[GIVEN PROBLEM] Your task is to copy each line that has the word "this".

++++++++++

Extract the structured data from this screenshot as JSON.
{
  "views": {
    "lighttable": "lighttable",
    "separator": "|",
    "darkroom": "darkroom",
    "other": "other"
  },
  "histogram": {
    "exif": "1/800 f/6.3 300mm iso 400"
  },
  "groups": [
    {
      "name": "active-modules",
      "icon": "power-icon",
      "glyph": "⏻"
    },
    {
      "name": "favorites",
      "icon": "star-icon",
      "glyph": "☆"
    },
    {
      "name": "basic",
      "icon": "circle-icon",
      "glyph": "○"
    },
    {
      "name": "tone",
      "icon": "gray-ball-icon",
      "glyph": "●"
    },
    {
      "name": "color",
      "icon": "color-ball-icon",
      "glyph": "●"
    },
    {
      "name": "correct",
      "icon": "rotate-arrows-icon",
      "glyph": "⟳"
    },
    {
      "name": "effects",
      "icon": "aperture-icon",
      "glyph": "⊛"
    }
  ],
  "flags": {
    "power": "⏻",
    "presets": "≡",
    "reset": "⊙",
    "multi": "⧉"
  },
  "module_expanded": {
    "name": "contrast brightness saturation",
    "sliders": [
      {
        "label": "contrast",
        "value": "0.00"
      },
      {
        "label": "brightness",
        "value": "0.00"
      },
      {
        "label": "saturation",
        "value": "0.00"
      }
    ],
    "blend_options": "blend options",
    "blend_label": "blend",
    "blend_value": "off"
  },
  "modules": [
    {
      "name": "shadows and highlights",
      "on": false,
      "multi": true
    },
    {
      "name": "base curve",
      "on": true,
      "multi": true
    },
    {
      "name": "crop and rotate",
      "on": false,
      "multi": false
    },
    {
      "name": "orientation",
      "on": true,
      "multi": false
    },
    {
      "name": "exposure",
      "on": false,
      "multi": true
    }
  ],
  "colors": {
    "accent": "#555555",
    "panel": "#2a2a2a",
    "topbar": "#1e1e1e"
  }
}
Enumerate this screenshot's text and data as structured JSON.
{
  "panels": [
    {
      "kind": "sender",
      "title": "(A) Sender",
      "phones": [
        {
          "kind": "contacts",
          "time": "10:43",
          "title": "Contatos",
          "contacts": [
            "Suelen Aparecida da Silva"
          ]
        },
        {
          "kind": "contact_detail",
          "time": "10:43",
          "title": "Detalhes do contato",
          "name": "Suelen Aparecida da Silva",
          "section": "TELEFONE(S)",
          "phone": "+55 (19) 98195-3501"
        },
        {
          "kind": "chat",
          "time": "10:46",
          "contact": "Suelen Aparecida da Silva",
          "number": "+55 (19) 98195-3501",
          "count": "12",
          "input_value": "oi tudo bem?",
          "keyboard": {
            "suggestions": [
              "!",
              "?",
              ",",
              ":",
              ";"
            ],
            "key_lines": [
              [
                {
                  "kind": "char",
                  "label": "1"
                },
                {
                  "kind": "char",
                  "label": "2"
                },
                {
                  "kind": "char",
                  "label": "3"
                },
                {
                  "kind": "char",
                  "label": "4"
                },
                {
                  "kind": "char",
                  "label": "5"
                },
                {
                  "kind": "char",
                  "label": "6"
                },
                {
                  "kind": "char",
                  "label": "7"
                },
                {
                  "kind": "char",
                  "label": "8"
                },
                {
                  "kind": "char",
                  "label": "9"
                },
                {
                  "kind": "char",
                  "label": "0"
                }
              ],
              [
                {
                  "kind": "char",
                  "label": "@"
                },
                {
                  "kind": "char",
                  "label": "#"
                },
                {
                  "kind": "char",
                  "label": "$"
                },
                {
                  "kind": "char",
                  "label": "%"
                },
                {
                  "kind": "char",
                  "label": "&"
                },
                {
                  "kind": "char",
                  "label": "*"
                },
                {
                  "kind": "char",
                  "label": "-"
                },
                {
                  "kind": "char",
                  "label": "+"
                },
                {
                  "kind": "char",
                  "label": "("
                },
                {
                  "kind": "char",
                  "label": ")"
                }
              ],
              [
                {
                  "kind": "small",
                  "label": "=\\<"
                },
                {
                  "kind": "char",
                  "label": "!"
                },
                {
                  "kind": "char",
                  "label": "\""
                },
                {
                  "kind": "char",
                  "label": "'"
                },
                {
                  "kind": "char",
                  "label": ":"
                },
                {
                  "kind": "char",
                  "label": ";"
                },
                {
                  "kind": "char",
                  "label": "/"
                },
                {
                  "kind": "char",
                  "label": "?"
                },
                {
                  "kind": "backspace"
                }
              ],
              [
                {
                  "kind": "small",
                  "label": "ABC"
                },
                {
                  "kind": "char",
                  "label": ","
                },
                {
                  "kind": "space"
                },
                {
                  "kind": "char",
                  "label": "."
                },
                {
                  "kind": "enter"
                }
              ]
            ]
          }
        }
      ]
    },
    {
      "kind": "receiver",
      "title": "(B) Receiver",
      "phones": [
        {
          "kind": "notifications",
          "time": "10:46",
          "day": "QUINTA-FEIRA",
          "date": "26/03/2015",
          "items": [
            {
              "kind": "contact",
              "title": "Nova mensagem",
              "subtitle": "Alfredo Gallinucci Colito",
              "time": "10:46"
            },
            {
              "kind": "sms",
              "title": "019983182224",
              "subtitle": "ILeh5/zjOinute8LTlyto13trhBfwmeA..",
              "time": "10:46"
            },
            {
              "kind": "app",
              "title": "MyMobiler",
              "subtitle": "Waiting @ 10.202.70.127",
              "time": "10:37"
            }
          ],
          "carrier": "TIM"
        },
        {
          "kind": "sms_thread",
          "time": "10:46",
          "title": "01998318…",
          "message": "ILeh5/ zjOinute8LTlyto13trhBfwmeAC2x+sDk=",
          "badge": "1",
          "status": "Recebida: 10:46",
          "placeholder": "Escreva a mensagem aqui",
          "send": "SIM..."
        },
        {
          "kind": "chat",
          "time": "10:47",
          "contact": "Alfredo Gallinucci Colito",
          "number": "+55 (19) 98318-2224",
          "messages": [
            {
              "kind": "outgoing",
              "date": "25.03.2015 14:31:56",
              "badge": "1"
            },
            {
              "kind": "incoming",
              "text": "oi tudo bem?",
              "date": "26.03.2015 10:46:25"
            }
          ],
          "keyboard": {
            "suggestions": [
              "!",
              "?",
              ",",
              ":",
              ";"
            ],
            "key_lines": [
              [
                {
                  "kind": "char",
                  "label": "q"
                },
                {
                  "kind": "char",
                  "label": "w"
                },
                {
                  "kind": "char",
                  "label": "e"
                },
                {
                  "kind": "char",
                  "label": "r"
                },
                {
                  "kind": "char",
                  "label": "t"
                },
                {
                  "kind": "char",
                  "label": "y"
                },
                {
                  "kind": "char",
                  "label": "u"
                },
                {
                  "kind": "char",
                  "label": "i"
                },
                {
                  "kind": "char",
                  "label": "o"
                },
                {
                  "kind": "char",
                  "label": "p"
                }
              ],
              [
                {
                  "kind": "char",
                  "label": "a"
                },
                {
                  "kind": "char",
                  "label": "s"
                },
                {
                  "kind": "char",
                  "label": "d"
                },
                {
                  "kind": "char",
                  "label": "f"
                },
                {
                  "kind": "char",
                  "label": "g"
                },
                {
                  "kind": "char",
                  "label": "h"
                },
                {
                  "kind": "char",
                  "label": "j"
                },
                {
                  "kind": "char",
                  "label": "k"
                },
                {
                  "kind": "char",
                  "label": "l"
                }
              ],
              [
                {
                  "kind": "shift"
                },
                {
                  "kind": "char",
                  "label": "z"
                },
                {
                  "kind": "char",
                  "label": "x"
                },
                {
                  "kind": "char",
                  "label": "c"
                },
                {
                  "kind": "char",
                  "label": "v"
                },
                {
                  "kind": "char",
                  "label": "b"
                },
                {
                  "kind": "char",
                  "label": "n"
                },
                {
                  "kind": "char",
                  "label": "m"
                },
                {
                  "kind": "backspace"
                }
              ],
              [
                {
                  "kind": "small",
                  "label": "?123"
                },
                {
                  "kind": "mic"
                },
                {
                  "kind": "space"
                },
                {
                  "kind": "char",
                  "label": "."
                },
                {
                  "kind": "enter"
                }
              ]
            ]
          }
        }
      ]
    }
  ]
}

++++++++++

[FINISHED TASK]
Extract the structured data from this screenshot as JSON.
Enumerate this screenshot's text and data as structured JSON.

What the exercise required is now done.